## Short task
Output the records. Match them exactly.
· · · ·
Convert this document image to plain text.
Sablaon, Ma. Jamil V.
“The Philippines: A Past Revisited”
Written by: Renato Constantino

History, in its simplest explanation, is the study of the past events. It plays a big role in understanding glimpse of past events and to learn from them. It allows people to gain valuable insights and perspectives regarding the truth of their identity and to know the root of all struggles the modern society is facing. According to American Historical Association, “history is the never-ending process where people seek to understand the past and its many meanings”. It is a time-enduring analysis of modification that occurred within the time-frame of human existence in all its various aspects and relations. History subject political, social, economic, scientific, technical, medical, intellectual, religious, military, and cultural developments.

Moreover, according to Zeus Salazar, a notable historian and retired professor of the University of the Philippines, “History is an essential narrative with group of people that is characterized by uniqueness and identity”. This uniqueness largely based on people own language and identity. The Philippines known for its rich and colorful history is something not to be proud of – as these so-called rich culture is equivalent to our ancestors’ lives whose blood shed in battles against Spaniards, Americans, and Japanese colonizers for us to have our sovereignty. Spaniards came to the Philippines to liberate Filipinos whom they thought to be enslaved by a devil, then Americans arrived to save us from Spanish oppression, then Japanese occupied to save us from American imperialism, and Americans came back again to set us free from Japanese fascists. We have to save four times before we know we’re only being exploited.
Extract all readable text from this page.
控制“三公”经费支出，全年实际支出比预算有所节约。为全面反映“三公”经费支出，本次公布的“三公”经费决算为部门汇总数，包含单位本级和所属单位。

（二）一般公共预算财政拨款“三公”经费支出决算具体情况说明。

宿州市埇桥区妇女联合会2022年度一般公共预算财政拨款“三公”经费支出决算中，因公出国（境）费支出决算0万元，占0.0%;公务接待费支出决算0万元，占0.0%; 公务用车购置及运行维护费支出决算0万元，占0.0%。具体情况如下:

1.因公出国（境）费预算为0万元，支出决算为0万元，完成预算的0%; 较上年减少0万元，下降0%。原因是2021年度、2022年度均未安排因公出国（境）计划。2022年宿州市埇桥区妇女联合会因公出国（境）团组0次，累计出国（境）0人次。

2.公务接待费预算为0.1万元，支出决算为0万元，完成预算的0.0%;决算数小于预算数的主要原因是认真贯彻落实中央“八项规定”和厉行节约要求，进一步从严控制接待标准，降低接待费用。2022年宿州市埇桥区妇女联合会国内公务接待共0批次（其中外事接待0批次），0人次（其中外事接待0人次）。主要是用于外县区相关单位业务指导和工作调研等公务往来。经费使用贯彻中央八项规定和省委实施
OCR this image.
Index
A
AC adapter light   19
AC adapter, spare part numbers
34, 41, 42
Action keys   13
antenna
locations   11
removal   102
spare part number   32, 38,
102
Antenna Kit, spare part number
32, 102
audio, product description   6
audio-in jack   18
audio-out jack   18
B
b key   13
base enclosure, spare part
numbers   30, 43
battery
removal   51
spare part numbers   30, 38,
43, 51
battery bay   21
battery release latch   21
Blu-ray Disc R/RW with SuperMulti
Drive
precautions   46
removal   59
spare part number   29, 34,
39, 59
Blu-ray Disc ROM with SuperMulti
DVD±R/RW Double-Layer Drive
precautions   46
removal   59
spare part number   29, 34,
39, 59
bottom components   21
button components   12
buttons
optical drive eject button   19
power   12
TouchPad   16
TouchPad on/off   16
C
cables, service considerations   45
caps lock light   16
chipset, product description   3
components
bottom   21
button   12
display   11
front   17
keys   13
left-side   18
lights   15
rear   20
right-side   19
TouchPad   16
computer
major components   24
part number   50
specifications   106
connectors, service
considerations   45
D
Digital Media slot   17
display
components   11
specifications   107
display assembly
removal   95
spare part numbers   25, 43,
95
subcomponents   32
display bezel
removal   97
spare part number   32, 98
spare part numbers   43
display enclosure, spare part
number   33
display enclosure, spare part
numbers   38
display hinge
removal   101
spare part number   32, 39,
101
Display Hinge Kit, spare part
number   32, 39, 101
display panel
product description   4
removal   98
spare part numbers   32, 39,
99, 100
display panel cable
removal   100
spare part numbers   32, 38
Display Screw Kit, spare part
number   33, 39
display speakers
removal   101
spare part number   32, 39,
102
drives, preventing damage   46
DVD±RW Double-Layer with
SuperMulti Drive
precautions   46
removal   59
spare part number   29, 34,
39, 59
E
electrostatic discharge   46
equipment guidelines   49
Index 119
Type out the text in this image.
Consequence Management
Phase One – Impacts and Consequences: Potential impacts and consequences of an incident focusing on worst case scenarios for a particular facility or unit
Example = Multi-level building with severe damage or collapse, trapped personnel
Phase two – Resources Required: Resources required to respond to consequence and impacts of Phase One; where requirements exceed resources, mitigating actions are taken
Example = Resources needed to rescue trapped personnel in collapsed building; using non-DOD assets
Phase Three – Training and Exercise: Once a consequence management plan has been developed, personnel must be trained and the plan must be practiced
· · · ·
## Problem solution
Convert this document image to plain text.
Sablaon, Ma. Jamil V.
“The Philippines: A Past Revisited”
Written by: Renato Constantino

History, in its simplest explanation, is the study of the past events. It plays a big role in understanding glimpse of past events and to learn from them. It allows people to gain valuable insights and perspectives regarding the truth of their identity and to know the root of all struggles the modern society is facing. According to American Historical Association, “history is the never-ending process where people seek to understand the past and its many meanings”. It is a time-enduring analysis of modification that occurred within the time-frame of human existence in all its various aspects and relations. History subject political, social, economic, scientific, technical, medical, intellectual, religious, military, and cultural developments.

Moreover, according to Zeus Salazar, a notable historian and retired professor of the University of the Philippines, “History is an essential narrative with group of people that is characterized by uniqueness and identity”. This uniqueness largely based on people own language and identity. The Philippines known for its rich and colorful history is something not to be proud of – as these so-called rich culture is equivalent to our ancestors’ lives whose blood shed in battles against Spaniards, Americans, and Japanese colonizers for us to have our sovereignty. Spaniards came to the Philippines to liberate Filipinos whom they thought to be enslaved by a devil, then Americans arrived to save us from Spanish oppression, then Japanese occupied to save us from American imperialism, and Americans came back again to set us free from Japanese fascists. We have to save four times before we know we’re only being exploited.
Extract all readable text from this page.
控制“三公”经费支出，全年实际支出比预算有所节约。为全面反映“三公”经费支出，本次公布的“三公”经费决算为部门汇总数，包含单位本级和所属单位。

（二）一般公共预算财政拨款“三公”经费支出决算具体情况说明。

宿州市埇桥区妇女联合会2022年度一般公共预算财政拨款“三公”经费支出决算中，因公出国（境）费支出决算0万元，占0.0%;公务接待费支出决算0万元，占0.0%; 公务用车购置及运行维护费支出决算0万元，占0.0%。具体情况如下:

1.因公出国（境）费预算为0万元，支出决算为0万元，完成预算的0%; 较上年减少0万元，下降0%。原因是2021年度、2022年度均未安排因公出国（境）计划。2022年宿州市埇桥区妇女联合会因公出国（境）团组0次，累计出国（境）0人次。

2.公务接待费预算为0.1万元，支出决算为0万元，完成预算的0.0%;决算数小于预算数的主要原因是认真贯彻落实中央“八项规定”和厉行节约要求，进一步从严控制接待标准，降低接待费用。2022年宿州市埇桥区妇女联合会国内公务接待共0批次（其中外事接待0批次），0人次（其中外事接待0人次）。主要是用于外县区相关单位业务指导和工作调研等公务往来。经费使用贯彻中央八项规定和省委实施
OCR this image.
Index
A
AC adapter light   19
AC adapter, spare part numbers
34, 41, 42
Action keys   13
antenna
locations   11
removal   102
spare part number   32, 38,
102
Antenna Kit, spare part number
32, 102
audio, product description   6
audio-in jack   18
audio-out jack   18
B
b key   13
base enclosure, spare part
numbers   30, 43
battery
removal   51
spare part numbers   30, 38,
43, 51
battery bay   21
battery release latch   21
Blu-ray Disc R/RW with SuperMulti
Drive
precautions   46
removal   59
spare part number   29, 34,
39, 59
Blu-ray Disc ROM with SuperMulti
DVD±R/RW Double-Layer Drive
precautions   46
removal   59
spare part number   29, 34,
39, 59
bottom components   21
button components   12
buttons
optical drive eject button   19
power   12
TouchPad   16
TouchPad on/off   16
C
cables, service considerations   45
caps lock light   16
chipset, product description   3
components
bottom   21
button   12
display   11
front   17
keys   13
left-side   18
lights   15
rear   20
right-side   19
TouchPad   16
computer
major components   24
part number   50
specifications   106
connectors, service
considerations   45
D
Digital Media slot   17
display
components   11
specifications   107
display assembly
removal   95
spare part numbers   25, 43,
95
subcomponents   32
display bezel
removal   97
spare part number   32, 98
spare part numbers   43
display enclosure, spare part
number   33
display enclosure, spare part
numbers   38
display hinge
removal   101
spare part number   32, 39,
101
Display Hinge Kit, spare part
number   32, 39, 101
display panel
product description   4
removal   98
spare part numbers   32, 39,
99, 100
display panel cable
removal   100
spare part numbers   32, 38
Display Screw Kit, spare part
number   33, 39
display speakers
removal   101
spare part number   32, 39,
102
drives, preventing damage   46
DVD±RW Double-Layer with
SuperMulti Drive
precautions   46
removal   59
spare part number   29, 34,
39, 59
E
electrostatic discharge   46
equipment guidelines   49
Index 119
Type out the text in this image.
Consequence Management
Phase One – Impacts and Consequences: Potential impacts and consequences of an incident focusing on worst case scenarios for a particular facility or unit
Example = Multi-level building with severe damage or collapse, trapped personnel
Phase two – Resources Required: Resources required to respond to consequence and impacts of Phase One; where requirements exceed resources, mitigating actions are taken
Example = Resources needed to rescue trapped personnel in collapsed building; using non-DOD assets
Phase Three – Training and Exercise: Once a consequence management plan has been developed, personnel must be trained and the plan must be practiced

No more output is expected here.